Document extract:
--------------------------------------------------

Hospitals in England are spending £900 less per person than Germany, an expert has warned.
Chris Hopson, chief executive of NHS Providers, said the argument for additional funding for the health service is “clear” as he warned that it could not continue to operate in the “red zone”.
He said that UK health spending needs to be around 13% higher to match German or French levels of health spending.
Speaking at the NHS Providers conference in Birmingham, Mr Hopson described the effects of the NHS being in the middle of the “longest and deepest” financial squeeze in its history.
He pointed out that the NHS in England missed all four major targets – the four-hour A&E standard, the 18-week elective surgery waiting time standard, the expectation that cancer patients will begin treatment within 62 days and the ambulance response time target.
He said that the NHS can no longer meet performance standards on current funding levels.
Meanwhile he warned that the health service was “slipping back” on improvements made throughout the 2000s.
“The simple point is that if we want the best care, we have to pay for it. UK health spending would need to be around £24 billion, or 13% higher, to match current German or French levels of health spending,” Mr Hopson said.
“If we wanted to spend as much per head of population as the French do, we’d need to be spending £300 a year more per person. To match the Germans we’d need to be spending £900 a year more per person. Sobering figures which show that, in the end, as my dad used to say, you get what you pay for.”
He added: “We are now trying to run the NHS above its sustainable limits, well into the red zone.
“And a growing, tangible, frustration that the hard-fought gains of the 2000s across a range of measures – for example, waiting times and single sex wards – are starting to slip back at increasing pace.”
He said that the NHS budget and staff numbers are growing but they are not keeping up with demand and to meet performance standards.
Figures from the Office for National Statistics show that in 2014 the UK spent £2,777 per person on healthcare.

--------------------------------------------------

Excerpted records:
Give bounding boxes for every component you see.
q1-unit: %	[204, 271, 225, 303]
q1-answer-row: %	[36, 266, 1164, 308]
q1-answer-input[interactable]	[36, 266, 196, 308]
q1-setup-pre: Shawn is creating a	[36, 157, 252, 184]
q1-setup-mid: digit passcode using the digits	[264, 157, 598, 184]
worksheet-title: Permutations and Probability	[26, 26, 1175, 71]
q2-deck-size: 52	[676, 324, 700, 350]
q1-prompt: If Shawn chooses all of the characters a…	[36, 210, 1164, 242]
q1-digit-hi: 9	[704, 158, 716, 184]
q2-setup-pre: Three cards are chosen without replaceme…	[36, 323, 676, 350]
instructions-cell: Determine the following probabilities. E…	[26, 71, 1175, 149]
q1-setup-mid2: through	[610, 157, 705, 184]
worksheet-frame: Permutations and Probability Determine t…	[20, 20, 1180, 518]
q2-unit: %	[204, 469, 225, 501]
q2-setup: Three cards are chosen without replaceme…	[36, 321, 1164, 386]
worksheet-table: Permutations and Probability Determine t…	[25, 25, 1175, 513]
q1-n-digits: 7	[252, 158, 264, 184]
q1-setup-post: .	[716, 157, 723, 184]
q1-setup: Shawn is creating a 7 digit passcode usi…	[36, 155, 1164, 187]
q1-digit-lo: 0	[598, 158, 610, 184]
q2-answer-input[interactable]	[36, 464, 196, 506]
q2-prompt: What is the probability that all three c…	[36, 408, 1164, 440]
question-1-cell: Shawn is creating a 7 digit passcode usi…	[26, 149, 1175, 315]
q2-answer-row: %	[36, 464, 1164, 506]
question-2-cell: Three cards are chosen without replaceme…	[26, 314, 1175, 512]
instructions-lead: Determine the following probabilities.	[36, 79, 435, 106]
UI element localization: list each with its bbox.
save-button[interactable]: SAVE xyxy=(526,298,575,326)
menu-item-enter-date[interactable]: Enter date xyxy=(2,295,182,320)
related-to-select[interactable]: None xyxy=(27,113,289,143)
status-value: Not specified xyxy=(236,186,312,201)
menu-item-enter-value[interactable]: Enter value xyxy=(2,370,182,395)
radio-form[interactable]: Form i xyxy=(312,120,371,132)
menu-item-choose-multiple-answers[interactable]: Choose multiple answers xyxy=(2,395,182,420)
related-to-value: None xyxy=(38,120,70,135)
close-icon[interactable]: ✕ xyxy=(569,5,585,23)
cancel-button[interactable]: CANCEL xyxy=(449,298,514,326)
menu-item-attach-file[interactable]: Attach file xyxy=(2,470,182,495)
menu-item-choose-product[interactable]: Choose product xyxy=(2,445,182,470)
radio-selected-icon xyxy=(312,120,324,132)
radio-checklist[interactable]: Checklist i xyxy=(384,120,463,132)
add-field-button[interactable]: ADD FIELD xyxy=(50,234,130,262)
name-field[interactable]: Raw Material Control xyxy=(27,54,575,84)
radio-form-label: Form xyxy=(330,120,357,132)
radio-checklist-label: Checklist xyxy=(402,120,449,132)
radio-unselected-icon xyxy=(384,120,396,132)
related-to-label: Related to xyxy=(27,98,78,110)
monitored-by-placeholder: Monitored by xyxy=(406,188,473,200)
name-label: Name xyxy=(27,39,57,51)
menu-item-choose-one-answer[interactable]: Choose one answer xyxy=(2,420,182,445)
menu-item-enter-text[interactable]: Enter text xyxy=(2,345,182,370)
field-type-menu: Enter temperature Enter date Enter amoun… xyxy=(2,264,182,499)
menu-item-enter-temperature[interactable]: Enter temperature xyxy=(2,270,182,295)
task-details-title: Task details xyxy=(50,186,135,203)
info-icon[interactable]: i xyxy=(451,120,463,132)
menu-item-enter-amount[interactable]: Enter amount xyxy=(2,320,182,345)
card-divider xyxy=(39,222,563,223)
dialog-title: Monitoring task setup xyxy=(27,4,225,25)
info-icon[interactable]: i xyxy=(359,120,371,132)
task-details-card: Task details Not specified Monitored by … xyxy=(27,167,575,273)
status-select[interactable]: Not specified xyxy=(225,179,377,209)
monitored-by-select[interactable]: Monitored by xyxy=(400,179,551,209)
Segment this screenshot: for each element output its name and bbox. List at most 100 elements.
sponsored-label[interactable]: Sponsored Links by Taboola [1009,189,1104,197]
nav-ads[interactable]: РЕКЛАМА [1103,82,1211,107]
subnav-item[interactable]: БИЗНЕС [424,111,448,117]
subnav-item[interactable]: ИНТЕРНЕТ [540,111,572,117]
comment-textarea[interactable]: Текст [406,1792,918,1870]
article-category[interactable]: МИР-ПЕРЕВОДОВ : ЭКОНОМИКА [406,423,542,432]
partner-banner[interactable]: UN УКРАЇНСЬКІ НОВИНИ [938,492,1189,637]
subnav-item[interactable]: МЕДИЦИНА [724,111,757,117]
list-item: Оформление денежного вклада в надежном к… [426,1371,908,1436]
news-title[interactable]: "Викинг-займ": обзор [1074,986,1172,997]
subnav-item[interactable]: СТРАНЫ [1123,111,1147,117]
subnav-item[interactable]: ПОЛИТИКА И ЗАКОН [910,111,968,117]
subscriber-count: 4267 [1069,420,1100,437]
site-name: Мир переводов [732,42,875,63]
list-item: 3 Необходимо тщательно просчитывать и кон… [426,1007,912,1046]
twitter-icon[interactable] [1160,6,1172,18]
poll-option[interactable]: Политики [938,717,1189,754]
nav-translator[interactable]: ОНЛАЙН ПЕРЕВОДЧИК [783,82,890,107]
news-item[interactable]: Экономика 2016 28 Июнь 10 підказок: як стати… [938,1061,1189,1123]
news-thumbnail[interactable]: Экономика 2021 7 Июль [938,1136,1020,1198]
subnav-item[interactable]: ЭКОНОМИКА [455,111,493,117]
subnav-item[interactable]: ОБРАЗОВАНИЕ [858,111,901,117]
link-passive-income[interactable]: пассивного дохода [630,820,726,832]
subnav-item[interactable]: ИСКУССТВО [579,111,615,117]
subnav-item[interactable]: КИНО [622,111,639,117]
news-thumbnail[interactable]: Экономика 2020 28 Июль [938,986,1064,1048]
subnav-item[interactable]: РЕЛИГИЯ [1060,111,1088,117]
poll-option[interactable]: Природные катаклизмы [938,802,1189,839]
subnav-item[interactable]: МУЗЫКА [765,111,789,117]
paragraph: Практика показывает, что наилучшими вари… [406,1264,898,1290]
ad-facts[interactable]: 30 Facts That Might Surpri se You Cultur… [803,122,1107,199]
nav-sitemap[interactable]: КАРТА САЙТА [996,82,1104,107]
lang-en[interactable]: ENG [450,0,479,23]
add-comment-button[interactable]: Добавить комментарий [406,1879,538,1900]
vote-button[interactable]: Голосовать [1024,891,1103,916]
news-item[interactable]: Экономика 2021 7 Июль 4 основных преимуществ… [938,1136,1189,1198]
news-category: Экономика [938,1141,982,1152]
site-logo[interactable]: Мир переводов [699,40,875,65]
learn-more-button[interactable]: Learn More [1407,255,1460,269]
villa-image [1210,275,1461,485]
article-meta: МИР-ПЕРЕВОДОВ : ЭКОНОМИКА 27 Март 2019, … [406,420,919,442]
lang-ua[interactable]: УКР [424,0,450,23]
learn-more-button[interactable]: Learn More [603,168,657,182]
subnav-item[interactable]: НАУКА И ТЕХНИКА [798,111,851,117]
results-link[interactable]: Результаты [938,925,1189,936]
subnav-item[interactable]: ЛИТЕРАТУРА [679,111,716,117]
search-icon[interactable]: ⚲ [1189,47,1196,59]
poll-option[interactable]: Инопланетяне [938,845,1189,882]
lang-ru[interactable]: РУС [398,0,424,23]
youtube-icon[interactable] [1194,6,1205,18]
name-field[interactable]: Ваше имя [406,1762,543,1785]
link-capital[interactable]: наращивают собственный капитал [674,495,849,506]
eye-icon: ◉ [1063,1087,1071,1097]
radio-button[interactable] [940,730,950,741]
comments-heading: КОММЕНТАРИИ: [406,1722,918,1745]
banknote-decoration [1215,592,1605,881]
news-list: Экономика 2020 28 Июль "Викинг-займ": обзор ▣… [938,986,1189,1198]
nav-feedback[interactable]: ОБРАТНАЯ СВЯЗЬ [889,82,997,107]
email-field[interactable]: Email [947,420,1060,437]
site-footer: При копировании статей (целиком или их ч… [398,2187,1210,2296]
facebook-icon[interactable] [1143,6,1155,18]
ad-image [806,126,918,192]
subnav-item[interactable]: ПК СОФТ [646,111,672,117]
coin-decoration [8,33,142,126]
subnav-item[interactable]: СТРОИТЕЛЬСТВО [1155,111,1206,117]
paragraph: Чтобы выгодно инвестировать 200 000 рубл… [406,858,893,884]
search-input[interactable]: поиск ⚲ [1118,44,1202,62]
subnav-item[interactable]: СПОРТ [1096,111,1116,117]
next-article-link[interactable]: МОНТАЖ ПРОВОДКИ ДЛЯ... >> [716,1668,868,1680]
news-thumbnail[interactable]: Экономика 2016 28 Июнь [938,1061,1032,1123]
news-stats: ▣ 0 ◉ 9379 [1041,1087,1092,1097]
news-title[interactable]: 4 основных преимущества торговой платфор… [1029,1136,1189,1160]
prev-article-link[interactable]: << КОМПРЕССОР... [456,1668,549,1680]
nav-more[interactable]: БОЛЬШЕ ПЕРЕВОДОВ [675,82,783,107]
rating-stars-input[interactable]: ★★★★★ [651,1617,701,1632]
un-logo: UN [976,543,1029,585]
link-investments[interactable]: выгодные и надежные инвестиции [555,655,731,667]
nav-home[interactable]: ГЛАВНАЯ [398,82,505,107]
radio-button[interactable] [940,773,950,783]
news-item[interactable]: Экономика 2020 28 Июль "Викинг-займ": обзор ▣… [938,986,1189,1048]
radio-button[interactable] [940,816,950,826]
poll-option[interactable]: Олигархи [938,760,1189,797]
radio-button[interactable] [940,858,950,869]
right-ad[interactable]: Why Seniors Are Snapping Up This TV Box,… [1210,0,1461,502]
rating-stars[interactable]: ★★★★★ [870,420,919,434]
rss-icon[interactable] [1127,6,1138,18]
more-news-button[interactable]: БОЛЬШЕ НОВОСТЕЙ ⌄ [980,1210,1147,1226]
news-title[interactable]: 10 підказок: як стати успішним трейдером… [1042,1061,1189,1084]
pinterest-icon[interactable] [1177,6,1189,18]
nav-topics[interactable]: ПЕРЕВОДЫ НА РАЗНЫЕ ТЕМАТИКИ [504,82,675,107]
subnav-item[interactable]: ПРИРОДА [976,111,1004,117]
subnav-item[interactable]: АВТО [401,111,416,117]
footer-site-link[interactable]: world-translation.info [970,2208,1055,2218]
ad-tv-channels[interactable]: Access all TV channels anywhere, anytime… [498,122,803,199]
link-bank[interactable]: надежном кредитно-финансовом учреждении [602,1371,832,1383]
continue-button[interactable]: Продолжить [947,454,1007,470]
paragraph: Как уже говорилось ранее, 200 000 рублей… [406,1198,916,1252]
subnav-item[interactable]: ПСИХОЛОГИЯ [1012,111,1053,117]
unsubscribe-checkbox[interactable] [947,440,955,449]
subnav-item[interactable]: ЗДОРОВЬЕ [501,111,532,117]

--------------------------------------------------

Problem to solve:
Reproduce the NHS funding article starting at "Chris Hopson, chief" and ending at "current funding levels.", and replace "Mr Hopson" with "Chris Hopson" each time it appears.

Solution to this exercise:
Chris Hopson, chief executive of NHS Providers, said the argument for additional funding for the health service is “clear” as he warned that it could not continue to operate in the “red zone”.
He said that UK health spending needs to be around 13% higher to match German or French levels of health spending.
Speaking at the NHS Providers conference in Birmingham, Chris Hopson described the effects of the NHS being in the middle of the “longest and deepest” financial squeeze in its history.
He pointed out that the NHS in England missed all four major targets – the four-hour A&E standard, the 18-week elective surgery waiting time standard, the expectation that cancer patients will begin treatment within 62 days and the ambulance response time target.
He said that the NHS can no longer meet performance standards on current funding levels.